(Descripción de la tarea): Por favor, transforma las líneas de todos los registros siguientes en una lista JSON de cadenas, con una cadena por línea y sin incluir las líneas en blanco.

"""

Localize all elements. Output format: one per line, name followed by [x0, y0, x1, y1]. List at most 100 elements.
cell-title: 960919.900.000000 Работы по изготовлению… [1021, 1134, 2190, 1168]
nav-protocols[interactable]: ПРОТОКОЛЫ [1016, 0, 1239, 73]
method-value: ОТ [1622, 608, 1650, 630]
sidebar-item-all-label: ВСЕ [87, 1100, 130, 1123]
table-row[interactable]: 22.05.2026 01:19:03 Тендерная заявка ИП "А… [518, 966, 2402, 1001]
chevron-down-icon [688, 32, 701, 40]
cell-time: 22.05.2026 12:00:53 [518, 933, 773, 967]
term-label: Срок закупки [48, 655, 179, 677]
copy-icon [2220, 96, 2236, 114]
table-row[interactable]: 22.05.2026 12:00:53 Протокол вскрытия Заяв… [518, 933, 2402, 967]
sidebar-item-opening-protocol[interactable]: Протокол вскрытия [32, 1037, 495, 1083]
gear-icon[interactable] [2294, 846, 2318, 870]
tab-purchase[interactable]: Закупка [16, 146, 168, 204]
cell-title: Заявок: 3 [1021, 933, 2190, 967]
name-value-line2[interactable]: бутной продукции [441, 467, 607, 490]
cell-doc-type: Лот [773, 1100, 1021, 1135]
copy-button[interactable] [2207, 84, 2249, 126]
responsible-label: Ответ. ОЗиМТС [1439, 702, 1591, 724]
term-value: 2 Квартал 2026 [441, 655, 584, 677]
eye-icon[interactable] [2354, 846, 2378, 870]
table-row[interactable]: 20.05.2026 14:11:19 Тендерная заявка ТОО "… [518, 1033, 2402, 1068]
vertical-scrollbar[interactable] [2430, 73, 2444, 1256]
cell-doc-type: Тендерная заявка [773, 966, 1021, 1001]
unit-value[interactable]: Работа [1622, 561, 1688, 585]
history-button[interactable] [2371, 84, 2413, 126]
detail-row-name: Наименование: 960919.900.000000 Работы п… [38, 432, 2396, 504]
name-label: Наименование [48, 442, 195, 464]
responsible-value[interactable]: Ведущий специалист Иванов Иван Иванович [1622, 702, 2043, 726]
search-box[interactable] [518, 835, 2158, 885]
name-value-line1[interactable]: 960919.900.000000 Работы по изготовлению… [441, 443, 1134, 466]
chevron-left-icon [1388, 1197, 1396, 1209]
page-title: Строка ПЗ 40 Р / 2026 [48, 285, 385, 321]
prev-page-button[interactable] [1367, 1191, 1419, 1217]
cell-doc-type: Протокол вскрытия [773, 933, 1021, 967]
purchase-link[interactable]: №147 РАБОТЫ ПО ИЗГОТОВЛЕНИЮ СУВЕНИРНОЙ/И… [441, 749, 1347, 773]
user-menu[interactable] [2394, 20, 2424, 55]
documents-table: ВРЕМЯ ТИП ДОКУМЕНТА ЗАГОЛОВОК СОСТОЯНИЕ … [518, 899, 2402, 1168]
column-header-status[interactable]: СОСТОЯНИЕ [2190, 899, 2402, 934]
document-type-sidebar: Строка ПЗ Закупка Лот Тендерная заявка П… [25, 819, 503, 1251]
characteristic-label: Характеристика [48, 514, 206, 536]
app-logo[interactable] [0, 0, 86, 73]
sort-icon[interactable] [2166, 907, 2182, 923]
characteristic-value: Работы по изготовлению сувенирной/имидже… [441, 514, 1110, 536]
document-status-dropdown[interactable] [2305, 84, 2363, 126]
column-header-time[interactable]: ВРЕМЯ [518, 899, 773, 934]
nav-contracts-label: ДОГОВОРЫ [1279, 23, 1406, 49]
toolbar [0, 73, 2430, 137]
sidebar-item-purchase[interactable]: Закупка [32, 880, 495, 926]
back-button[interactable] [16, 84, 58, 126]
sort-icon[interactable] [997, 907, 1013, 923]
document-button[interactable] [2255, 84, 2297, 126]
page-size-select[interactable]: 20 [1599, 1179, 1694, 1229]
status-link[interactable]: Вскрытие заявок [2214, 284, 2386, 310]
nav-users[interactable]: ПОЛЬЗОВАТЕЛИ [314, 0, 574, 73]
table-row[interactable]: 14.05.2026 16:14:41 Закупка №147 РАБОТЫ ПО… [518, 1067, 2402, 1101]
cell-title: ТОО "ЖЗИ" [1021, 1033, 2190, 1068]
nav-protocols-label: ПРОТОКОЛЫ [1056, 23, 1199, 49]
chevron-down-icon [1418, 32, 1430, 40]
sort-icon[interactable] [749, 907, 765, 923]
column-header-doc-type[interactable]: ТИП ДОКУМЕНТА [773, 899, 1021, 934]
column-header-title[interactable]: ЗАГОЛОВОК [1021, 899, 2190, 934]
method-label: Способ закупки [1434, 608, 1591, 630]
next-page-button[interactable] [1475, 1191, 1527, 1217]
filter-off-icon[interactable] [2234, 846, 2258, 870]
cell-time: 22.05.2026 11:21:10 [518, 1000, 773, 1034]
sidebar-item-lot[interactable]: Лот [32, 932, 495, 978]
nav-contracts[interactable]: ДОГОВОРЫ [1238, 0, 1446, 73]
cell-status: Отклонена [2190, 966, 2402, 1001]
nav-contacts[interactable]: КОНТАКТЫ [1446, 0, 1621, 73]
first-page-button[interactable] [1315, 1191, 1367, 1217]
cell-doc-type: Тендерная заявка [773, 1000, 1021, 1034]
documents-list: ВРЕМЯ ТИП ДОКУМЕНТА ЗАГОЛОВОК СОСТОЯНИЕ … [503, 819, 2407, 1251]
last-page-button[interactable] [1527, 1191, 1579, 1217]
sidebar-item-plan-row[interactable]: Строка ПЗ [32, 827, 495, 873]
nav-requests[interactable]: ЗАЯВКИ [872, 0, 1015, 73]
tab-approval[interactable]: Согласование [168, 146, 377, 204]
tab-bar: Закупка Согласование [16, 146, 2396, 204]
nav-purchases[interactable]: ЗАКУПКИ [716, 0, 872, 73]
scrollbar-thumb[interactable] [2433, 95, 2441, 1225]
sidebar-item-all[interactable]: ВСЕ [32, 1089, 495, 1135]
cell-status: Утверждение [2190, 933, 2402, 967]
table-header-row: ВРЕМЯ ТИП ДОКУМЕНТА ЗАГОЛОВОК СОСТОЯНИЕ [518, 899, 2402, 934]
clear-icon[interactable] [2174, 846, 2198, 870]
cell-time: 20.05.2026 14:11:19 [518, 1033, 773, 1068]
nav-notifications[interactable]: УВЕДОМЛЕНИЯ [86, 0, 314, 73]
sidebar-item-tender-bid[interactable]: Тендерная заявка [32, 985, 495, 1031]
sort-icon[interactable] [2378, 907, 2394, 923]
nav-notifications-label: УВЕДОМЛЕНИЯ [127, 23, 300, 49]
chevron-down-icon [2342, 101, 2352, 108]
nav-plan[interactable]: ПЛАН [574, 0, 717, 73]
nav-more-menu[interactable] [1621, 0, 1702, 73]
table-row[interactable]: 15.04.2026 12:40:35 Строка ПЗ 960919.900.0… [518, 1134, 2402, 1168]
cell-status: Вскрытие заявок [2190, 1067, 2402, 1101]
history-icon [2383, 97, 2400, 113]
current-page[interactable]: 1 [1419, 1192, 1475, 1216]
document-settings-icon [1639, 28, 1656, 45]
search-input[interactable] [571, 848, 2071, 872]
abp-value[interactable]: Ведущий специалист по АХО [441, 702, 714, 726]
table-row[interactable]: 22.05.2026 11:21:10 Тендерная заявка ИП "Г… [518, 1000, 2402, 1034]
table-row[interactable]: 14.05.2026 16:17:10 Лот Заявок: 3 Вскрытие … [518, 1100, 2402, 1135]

"""

(Solución del ejercicio):
[
  "Localize all elements. Output format: one per line, name followed by [x0, y0, x1, y1]. List at most 100 elements.",
  "cell-title: 960919.900.000000 Работы по изготовлению… [1021, 1134, 2190, 1168]",
  "nav-protocols[interactable]: ПРОТОКОЛЫ [1016, 0, 1239, 73]",
  "method-value: ОТ [1622, 608, 1650, 630]",
  "sidebar-item-all-label: ВСЕ [87, 1100, 130, 1123]",
  "table-row[interactable]: 22.05.2026 01:19:03 Тендерная заявка ИП \"А… [518, 966, 2402, 1001]",
  "chevron-down-icon [688, 32, 701, 40]",
  "cell-time: 22.05.2026 12:00:53 [518, 933, 773, 967]",
  "term-label: Срок закупки [48, 655, 179, 677]",
  "copy-icon [2220, 96, 2236, 114]",
  "table-row[interactable]: 22.05.2026 12:00:53 Протокол вскрытия Заяв… [518, 933, 2402, 967]",
  "sidebar-item-opening-protocol[interactable]: Протокол вскрытия [32, 1037, 495, 1083]",
  "gear-icon[interactable] [2294, 846, 2318, 870]",
  "tab-purchase[interactable]: Закупка [16, 146, 168, 204]",
  "cell-title: Заявок: 3 [1021, 933, 2190, 967]",
  "name-value-line2[interactable]: бутной продукции [441, 467, 607, 490]",
  "cell-doc-type: Лот [773, 1100, 1021, 1135]",
  "copy-button[interactable] [2207, 84, 2249, 126]",
  "responsible-label: Ответ. ОЗиМТС [1439, 702, 1591, 724]",
  "term-value: 2 Квартал 2026 [441, 655, 584, 677]",
  "eye-icon[interactable] [2354, 846, 2378, 870]",
  "table-row[interactable]: 20.05.2026 14:11:19 Тендерная заявка ТОО \"… [518, 1033, 2402, 1068]",
  "vertical-scrollbar[interactable] [2430, 73, 2444, 1256]",
  "cell-doc-type: Тендерная заявка [773, 966, 1021, 1001]",
  "unit-value[interactable]: Работа [1622, 561, 1688, 585]",
  "history-button[interactable] [2371, 84, 2413, 126]",
  "detail-row-name: Наименование: 960919.900.000000 Работы п… [38, 432, 2396, 504]",
  "name-label: Наименование [48, 442, 195, 464]",
  "responsible-value[interactable]: Ведущий специалист Иванов Иван Иванович [1622, 702, 2043, 726]",
  "search-box[interactable] [518, 835, 2158, 885]",
  "name-value-line1[interactable]: 960919.900.000000 Работы по изготовлению… [441, 443, 1134, 466]",
  "chevron-left-icon [1388, 1197, 1396, 1209]",
  "page-title: Строка ПЗ 40 Р / 2026 [48, 285, 385, 321]",
  "prev-page-button[interactable] [1367, 1191, 1419, 1217]",
  "cell-doc-type: Протокол вскрытия [773, 933, 1021, 967]",
  "purchase-link[interactable]: №147 РАБОТЫ ПО ИЗГОТОВЛЕНИЮ СУВЕНИРНОЙ/И… [441, 749, 1347, 773]",
  "user-menu[interactable] [2394, 20, 2424, 55]",
  "documents-table: ВРЕМЯ ТИП ДОКУМЕНТА ЗАГОЛОВОК СОСТОЯНИЕ … [518, 899, 2402, 1168]",
  "column-header-status[interactable]: СОСТОЯНИЕ [2190, 899, 2402, 934]",
  "document-type-sidebar: Строка ПЗ Закупка Лот Тендерная заявка П… [25, 819, 503, 1251]",
  "characteristic-label: Характеристика [48, 514, 206, 536]",
  "app-logo[interactable] [0, 0, 86, 73]",
  "sort-icon[interactable] [2166, 907, 2182, 923]",
  "characteristic-value: Работы по изготовлению сувенирной/имидже… [441, 514, 1110, 536]",
  "document-status-dropdown[interactable] [2305, 84, 2363, 126]",
  "column-header-time[interactable]: ВРЕМЯ [518, 899, 773, 934]",
  "nav-contracts-label: ДОГОВОРЫ [1279, 23, 1406, 49]",
  "toolbar [0, 73, 2430, 137]",
  "sidebar-item-purchase[interactable]: Закупка [32, 880, 495, 926]",
  "back-button[interactable] [16, 84, 58, 126]",
  "sort-icon[interactable] [997, 907, 1013, 923]",
  "document-button[interactable] [2255, 84, 2297, 126]",
  "page-size-select[interactable]: 20 [1599, 1179, 1694, 1229]",
  "status-link[interactable]: Вскрытие заявок [2214, 284, 2386, 310]",
  "nav-users[interactable]: ПОЛЬЗОВАТЕЛИ [314, 0, 574, 73]",
  "table-row[interactable]: 14.05.2026 16:14:41 Закупка №147 РАБОТЫ ПО… [518, 1067, 2402, 1101]",
  "cell-title: ТОО \"ЖЗИ\" [1021, 1033, 2190, 1068]",
  "nav-protocols-label: ПРОТОКОЛЫ [1056, 23, 1199, 49]",
  "chevron-down-icon [1418, 32, 1430, 40]",
  "sort-icon[interactable] [749, 907, 765, 923]",
  "column-header-doc-type[interactable]: ТИП ДОКУМЕНТА [773, 899, 1021, 934]",
  "column-header-title[interactable]: ЗАГОЛОВОК [1021, 899, 2190, 934]",
  "method-label: Способ закупки [1434, 608, 1591, 630]",
  "next-page-button[interactable] [1475, 1191, 1527, 1217]",
  "filter-off-icon[interactable] [2234, 846, 2258, 870]",
  "cell-time: 22.05.2026 11:21:10 [518, 1000, 773, 1034]",
  "sidebar-item-lot[interactable]: Лот [32, 932, 495, 978]",
  "nav-contracts[interactable]: ДОГОВОРЫ [1238, 0, 1446, 73]",
  "cell-status: Отклонена [2190, 966, 2402, 1001]",
  "nav-contacts[interactable]: КОНТАКТЫ [1446, 0, 1621, 73]",
  "first-page-button[interactable] [1315, 1191, 1367, 1217]",
  "cell-doc-type: Тендерная заявка [773, 1000, 1021, 1034]",
  "documents-list: ВРЕМЯ ТИП ДОКУМЕНТА ЗАГОЛОВОК СОСТОЯНИЕ … [503, 819, 2407, 1251]",
  "last-page-button[interactable] [1527, 1191, 1579, 1217]",
  "sidebar-item-plan-row[interactable]: Строка ПЗ [32, 827, 495, 873]",
  "nav-requests[interactable]: ЗАЯВКИ [872, 0, 1015, 73]",
  "tab-approval[interactable]: Согласование [168, 146, 377, 204]",
  "tab-bar: Закупка Согласование [16, 146, 2396, 204]",
  "nav-purchases[interactable]: ЗАКУПКИ [716, 0, 872, 73]",
  "scrollbar-thumb[interactable] [2433, 95, 2441, 1225]",
  "sidebar-item-all[interactable]: ВСЕ [32, 1089, 495, 1135]",
  "cell-status: Утверждение [2190, 933, 2402, 967]",
  "table-header-row: ВРЕМЯ ТИП ДОКУМЕНТА ЗАГОЛОВОК СОСТОЯНИЕ [518, 899, 2402, 934]",
  "clear-icon[interactable] [2174, 846, 2198, 870]",
  "cell-time: 20.05.2026 14:11:19 [518, 1033, 773, 1068]",
  "nav-notifications[interactable]: УВЕДОМЛЕНИЯ [86, 0, 314, 73]",
  "sidebar-item-tender-bid[interactable]: Тендерная заявка [32, 985, 495, 1031]",
  "sort-icon[interactable] [2378, 907, 2394, 923]",
  "nav-notifications-label: УВЕДОМЛЕНИЯ [127, 23, 300, 49]",
  "chevron-down-icon [2342, 101, 2352, 108]",
  "nav-plan[interactable]: ПЛАН [574, 0, 717, 73]",
  "nav-more-menu[interactable] [1621, 0, 1702, 73]",
  "table-row[interactable]: 15.04.2026 12:40:35 Строка ПЗ 960919.900.0… [518, 1134, 2402, 1168]",
  "cell-status: Вскрытие заявок [2190, 1067, 2402, 1101]",
  "history-icon [2383, 97, 2400, 113]",
  "current-page[interactable]: 1 [1419, 1192, 1475, 1216]",
  "document-settings-icon [1639, 28, 1656, 45]",
  "search-input[interactable] [571, 848, 2071, 872]",
  "abp-value[interactable]: Ведущий специалист по АХО [441, 702, 714, 726]",
  "table-row[interactable]: 22.05.2026 11:21:10 Тендерная заявка ИП \"Г… [518, 1000, 2402, 1034]",
  "table-row[interactable]: 14.05.2026 16:17:10 Лот Заявок: 3 Вскрытие … [518, 1100, 2402, 1135]"
]